- [Stated task] Where a line in the listing contains the string "removed", copy that line out.

- [Material provided]
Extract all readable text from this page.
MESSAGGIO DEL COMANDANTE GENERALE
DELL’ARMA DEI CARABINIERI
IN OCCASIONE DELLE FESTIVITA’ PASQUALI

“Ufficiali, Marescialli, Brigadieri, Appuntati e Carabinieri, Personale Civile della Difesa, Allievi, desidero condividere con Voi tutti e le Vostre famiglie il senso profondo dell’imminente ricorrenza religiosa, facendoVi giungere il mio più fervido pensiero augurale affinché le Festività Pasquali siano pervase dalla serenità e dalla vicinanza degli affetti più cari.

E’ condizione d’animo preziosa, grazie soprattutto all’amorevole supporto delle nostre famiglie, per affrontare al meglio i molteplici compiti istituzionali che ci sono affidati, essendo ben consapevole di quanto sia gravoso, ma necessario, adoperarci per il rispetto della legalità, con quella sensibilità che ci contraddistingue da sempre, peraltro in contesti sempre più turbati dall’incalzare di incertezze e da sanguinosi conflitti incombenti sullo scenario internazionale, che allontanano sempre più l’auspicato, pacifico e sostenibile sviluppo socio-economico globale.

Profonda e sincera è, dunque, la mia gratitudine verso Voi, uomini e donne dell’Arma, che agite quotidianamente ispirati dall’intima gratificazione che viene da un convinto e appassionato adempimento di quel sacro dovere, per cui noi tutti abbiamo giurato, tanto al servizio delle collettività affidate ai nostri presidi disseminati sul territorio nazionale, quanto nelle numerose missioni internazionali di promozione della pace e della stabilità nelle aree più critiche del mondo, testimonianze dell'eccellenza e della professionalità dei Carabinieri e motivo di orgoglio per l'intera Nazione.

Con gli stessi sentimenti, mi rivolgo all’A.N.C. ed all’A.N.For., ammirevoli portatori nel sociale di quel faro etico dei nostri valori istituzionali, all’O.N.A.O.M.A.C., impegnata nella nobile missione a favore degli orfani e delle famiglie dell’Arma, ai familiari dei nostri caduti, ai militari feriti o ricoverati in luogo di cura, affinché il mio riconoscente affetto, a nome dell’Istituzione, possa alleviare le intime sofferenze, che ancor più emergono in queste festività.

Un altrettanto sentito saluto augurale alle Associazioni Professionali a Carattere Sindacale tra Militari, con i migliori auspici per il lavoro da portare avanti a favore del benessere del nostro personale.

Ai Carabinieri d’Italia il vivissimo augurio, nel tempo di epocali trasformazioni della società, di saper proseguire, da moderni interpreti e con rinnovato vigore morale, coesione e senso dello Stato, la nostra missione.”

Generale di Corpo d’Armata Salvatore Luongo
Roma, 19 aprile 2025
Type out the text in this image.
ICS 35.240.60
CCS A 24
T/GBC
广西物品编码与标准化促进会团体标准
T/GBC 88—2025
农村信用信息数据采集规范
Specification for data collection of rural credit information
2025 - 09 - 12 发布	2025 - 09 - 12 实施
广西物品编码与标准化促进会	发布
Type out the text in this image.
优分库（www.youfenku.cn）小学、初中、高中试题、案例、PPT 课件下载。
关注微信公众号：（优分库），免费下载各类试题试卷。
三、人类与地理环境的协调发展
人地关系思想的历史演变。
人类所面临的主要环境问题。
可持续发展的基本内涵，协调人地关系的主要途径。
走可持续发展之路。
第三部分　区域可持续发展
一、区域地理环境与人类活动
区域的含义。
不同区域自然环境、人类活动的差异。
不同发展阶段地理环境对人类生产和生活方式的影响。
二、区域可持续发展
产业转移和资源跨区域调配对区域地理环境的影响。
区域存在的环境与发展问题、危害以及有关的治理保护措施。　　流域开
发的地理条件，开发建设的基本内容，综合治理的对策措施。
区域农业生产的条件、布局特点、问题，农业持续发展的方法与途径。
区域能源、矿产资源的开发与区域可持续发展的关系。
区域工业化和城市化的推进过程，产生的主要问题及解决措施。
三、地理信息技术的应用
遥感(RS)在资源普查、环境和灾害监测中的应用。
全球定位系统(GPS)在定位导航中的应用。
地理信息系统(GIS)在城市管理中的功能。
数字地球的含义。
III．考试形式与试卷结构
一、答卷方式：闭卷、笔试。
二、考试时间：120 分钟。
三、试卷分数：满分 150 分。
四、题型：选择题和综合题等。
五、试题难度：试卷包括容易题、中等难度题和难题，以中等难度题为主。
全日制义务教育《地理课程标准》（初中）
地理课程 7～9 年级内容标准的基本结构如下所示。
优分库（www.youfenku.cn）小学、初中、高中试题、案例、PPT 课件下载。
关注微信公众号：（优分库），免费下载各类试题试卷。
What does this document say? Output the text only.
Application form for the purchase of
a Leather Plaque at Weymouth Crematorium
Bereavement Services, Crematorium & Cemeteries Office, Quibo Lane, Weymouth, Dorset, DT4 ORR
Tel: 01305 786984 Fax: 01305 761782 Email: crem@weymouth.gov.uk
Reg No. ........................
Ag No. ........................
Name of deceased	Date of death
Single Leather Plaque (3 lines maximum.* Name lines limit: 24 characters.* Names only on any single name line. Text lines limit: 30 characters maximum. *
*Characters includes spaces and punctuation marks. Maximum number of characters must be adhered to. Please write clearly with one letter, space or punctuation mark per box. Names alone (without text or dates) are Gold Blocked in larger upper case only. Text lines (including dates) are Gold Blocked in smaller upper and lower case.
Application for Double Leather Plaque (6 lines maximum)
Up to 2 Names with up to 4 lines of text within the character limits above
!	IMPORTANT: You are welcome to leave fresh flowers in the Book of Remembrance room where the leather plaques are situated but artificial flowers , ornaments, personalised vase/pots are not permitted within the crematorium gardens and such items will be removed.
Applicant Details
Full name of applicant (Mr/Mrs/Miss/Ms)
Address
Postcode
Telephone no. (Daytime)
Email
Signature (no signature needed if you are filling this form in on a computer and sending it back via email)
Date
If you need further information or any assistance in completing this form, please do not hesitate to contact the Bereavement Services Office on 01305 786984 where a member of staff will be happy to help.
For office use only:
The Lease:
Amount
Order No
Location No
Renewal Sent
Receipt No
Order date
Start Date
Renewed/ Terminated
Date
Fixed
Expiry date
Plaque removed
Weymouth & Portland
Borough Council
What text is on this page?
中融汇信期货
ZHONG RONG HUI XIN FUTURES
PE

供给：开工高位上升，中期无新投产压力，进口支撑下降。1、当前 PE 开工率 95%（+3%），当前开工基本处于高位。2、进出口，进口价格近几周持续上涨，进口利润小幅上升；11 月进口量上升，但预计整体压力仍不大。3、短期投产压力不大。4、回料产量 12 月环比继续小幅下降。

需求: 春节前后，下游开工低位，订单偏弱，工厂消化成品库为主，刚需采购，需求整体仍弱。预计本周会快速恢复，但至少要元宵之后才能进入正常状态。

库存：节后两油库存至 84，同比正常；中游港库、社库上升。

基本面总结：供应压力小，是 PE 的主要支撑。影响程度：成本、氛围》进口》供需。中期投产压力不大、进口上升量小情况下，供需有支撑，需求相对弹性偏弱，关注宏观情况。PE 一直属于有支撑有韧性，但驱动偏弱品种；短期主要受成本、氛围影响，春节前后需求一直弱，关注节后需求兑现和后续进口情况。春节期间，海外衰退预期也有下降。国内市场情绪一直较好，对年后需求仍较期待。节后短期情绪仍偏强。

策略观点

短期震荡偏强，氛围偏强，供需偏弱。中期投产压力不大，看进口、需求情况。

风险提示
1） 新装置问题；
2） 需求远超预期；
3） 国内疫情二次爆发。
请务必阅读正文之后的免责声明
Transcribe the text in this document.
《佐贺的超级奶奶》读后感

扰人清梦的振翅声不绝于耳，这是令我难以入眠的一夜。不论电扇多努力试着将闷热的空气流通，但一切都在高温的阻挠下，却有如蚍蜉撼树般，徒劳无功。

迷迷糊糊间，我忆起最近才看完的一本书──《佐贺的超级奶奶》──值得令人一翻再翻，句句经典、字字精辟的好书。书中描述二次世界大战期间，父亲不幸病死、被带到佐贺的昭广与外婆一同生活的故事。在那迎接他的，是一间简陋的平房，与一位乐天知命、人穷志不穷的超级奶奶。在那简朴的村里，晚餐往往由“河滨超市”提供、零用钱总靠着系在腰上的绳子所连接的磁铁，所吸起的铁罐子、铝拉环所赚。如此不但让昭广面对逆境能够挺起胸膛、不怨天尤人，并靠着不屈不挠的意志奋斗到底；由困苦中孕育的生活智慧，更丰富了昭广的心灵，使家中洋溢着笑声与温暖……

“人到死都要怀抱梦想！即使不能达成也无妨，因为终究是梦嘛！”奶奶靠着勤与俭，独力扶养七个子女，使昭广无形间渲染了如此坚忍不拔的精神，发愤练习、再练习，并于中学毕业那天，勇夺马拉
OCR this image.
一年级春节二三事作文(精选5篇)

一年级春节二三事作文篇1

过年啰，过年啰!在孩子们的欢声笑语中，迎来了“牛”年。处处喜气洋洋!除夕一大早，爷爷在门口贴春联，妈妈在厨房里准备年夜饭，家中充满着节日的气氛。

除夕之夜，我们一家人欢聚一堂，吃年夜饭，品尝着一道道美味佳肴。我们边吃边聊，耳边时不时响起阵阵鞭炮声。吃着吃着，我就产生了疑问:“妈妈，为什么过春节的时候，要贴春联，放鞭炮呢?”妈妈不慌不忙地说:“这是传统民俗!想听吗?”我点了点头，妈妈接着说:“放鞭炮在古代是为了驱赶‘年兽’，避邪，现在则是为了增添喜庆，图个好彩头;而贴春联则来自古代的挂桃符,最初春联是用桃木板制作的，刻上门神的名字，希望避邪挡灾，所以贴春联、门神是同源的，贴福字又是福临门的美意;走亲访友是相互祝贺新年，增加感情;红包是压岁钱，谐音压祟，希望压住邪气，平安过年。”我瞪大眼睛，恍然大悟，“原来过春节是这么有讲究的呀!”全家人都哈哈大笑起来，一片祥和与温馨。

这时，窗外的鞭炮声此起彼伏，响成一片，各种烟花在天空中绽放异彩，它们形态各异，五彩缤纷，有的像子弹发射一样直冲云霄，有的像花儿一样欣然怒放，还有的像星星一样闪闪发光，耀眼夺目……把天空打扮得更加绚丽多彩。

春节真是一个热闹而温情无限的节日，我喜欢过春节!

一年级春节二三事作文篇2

- [Result]
!	IMPORTANT: You are welcome to leave fresh flowers in the Book of Remembrance room where the leather plaques are situated but artificial flowers , ornaments, personalised vase/pots are not permitted within the crematorium gardens and such items will be removed.
Plaque removed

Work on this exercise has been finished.